(Dataset items)
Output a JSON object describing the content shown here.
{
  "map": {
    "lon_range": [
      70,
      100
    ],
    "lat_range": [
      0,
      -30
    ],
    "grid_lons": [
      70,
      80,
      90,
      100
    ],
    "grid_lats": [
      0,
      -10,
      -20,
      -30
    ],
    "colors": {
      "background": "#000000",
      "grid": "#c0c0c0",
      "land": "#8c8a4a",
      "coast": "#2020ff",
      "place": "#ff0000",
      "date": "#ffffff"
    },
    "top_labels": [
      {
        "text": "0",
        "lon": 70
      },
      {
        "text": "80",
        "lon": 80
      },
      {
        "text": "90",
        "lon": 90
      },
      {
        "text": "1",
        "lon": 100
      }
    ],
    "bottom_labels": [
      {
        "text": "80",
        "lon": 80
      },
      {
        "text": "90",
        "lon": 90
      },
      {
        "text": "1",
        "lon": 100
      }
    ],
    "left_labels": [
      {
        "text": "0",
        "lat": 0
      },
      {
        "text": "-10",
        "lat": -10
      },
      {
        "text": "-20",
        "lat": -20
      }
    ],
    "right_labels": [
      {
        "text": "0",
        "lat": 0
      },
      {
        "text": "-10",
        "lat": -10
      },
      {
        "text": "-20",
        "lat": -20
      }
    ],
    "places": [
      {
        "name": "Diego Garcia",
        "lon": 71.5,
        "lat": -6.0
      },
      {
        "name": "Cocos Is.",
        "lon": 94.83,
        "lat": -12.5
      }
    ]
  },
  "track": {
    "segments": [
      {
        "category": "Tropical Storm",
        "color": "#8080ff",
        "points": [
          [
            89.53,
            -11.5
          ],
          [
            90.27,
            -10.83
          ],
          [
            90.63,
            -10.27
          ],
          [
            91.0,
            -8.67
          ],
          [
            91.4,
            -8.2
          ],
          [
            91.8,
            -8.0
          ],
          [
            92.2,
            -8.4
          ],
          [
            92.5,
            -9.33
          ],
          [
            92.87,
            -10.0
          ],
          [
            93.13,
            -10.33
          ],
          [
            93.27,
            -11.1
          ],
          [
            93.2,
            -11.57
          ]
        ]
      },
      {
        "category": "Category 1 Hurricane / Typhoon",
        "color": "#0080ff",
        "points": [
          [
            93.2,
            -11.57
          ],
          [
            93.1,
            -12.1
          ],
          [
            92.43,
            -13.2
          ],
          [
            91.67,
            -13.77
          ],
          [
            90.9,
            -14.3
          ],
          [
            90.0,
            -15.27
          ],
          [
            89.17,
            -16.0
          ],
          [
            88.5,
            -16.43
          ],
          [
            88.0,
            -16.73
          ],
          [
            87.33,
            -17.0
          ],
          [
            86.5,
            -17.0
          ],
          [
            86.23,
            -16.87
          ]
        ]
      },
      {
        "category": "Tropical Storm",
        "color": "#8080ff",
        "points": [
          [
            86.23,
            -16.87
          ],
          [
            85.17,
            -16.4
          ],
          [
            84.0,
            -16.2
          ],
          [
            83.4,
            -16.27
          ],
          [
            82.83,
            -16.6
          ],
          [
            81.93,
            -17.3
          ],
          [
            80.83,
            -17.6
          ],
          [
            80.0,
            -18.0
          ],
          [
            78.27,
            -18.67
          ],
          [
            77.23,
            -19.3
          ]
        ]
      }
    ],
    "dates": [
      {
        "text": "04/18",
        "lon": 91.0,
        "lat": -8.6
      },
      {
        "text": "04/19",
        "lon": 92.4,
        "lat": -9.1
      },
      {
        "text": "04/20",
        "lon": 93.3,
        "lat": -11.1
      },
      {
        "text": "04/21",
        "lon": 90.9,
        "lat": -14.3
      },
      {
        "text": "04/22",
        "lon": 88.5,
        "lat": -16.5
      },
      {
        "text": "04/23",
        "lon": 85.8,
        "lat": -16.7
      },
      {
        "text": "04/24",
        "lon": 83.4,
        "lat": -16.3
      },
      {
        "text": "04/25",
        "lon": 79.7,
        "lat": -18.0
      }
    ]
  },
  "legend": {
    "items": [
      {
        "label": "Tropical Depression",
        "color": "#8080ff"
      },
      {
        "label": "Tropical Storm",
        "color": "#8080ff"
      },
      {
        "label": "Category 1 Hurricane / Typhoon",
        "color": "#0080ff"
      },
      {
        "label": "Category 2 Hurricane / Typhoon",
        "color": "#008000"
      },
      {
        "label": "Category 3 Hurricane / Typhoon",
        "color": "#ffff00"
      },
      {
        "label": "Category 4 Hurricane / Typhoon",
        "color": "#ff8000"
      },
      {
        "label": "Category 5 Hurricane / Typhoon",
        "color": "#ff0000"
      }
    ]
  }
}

- **PROBLEM DESCRIPTION**
Go back to the listing above and please repeat it exactly.

- **OUTPUT BELOW**
Output a JSON object describing the content shown here.
{
  "map": {
    "lon_range": [
      70,
      100
    ],
    "lat_range": [
      0,
      -30
    ],
    "grid_lons": [
      70,
      80,
      90,
      100
    ],
    "grid_lats": [
      0,
      -10,
      -20,
      -30
    ],
    "colors": {
      "background": "#000000",
      "grid": "#c0c0c0",
      "land": "#8c8a4a",
      "coast": "#2020ff",
      "place": "#ff0000",
      "date": "#ffffff"
    },
    "top_labels": [
      {
        "text": "0",
        "lon": 70
      },
      {
        "text": "80",
        "lon": 80
      },
      {
        "text": "90",
        "lon": 90
      },
      {
        "text": "1",
        "lon": 100
      }
    ],
    "bottom_labels": [
      {
        "text": "80",
        "lon": 80
      },
      {
        "text": "90",
        "lon": 90
      },
      {
        "text": "1",
        "lon": 100
      }
    ],
    "left_labels": [
      {
        "text": "0",
        "lat": 0
      },
      {
        "text": "-10",
        "lat": -10
      },
      {
        "text": "-20",
        "lat": -20
      }
    ],
    "right_labels": [
      {
        "text": "0",
        "lat": 0
      },
      {
        "text": "-10",
        "lat": -10
      },
      {
        "text": "-20",
        "lat": -20
      }
    ],
    "places": [
      {
        "name": "Diego Garcia",
        "lon": 71.5,
        "lat": -6.0
      },
      {
        "name": "Cocos Is.",
        "lon": 94.83,
        "lat": -12.5
      }
    ]
  },
  "track": {
    "segments": [
      {
        "category": "Tropical Storm",
        "color": "#8080ff",
        "points": [
          [
            89.53,
            -11.5
          ],
          [
            90.27,
            -10.83
          ],
          [
            90.63,
            -10.27
          ],
          [
            91.0,
            -8.67
          ],
          [
            91.4,
            -8.2
          ],
          [
            91.8,
            -8.0
          ],
          [
            92.2,
            -8.4
          ],
          [
            92.5,
            -9.33
          ],
          [
            92.87,
            -10.0
          ],
          [
            93.13,
            -10.33
          ],
          [
            93.27,
            -11.1
          ],
          [
            93.2,
            -11.57
          ]
        ]
      },
      {
        "category": "Category 1 Hurricane / Typhoon",
        "color": "#0080ff",
        "points": [
          [
            93.2,
            -11.57
          ],
          [
            93.1,
            -12.1
          ],
          [
            92.43,
            -13.2
          ],
          [
            91.67,
            -13.77
          ],
          [
            90.9,
            -14.3
          ],
          [
            90.0,
            -15.27
          ],
          [
            89.17,
            -16.0
          ],
          [
            88.5,
            -16.43
          ],
          [
            88.0,
            -16.73
          ],
          [
            87.33,
            -17.0
          ],
          [
            86.5,
            -17.0
          ],
          [
            86.23,
            -16.87
          ]
        ]
      },
      {
        "category": "Tropical Storm",
        "color": "#8080ff",
        "points": [
          [
            86.23,
            -16.87
          ],
          [
            85.17,
            -16.4
          ],
          [
            84.0,
            -16.2
          ],
          [
            83.4,
            -16.27
          ],
          [
            82.83,
            -16.6
          ],
          [
            81.93,
            -17.3
          ],
          [
            80.83,
            -17.6
          ],
          [
            80.0,
            -18.0
          ],
          [
            78.27,
            -18.67
          ],
          [
            77.23,
            -19.3
          ]
        ]
      }
    ],
    "dates": [
      {
        "text": "04/18",
        "lon": 91.0,
        "lat": -8.6
      },
      {
        "text": "04/19",
        "lon": 92.4,
        "lat": -9.1
      },
      {
        "text": "04/20",
        "lon": 93.3,
        "lat": -11.1
      },
      {
        "text": "04/21",
        "lon": 90.9,
        "lat": -14.3
      },
      {
        "text": "04/22",
        "lon": 88.5,
        "lat": -16.5
      },
      {
        "text": "04/23",
        "lon": 85.8,
        "lat": -16.7
      },
      {
        "text": "04/24",
        "lon": 83.4,
        "lat": -16.3
      },
      {
        "text": "04/25",
        "lon": 79.7,
        "lat": -18.0
      }
    ]
  },
  "legend": {
    "items": [
      {
        "label": "Tropical Depression",
        "color": "#8080ff"
      },
      {
        "label": "Tropical Storm",
        "color": "#8080ff"
      },
      {
        "label": "Category 1 Hurricane / Typhoon",
        "color": "#0080ff"
      },
      {
        "label": "Category 2 Hurricane / Typhoon",
        "color": "#008000"
      },
      {
        "label": "Category 3 Hurricane / Typhoon",
        "color": "#ffff00"
      },
      {
        "label": "Category 4 Hurricane / Typhoon",
        "color": "#ff8000"
      },
      {
        "label": "Category 5 Hurricane / Typhoon",
        "color": "#ff0000"
      }
    ]
  }
}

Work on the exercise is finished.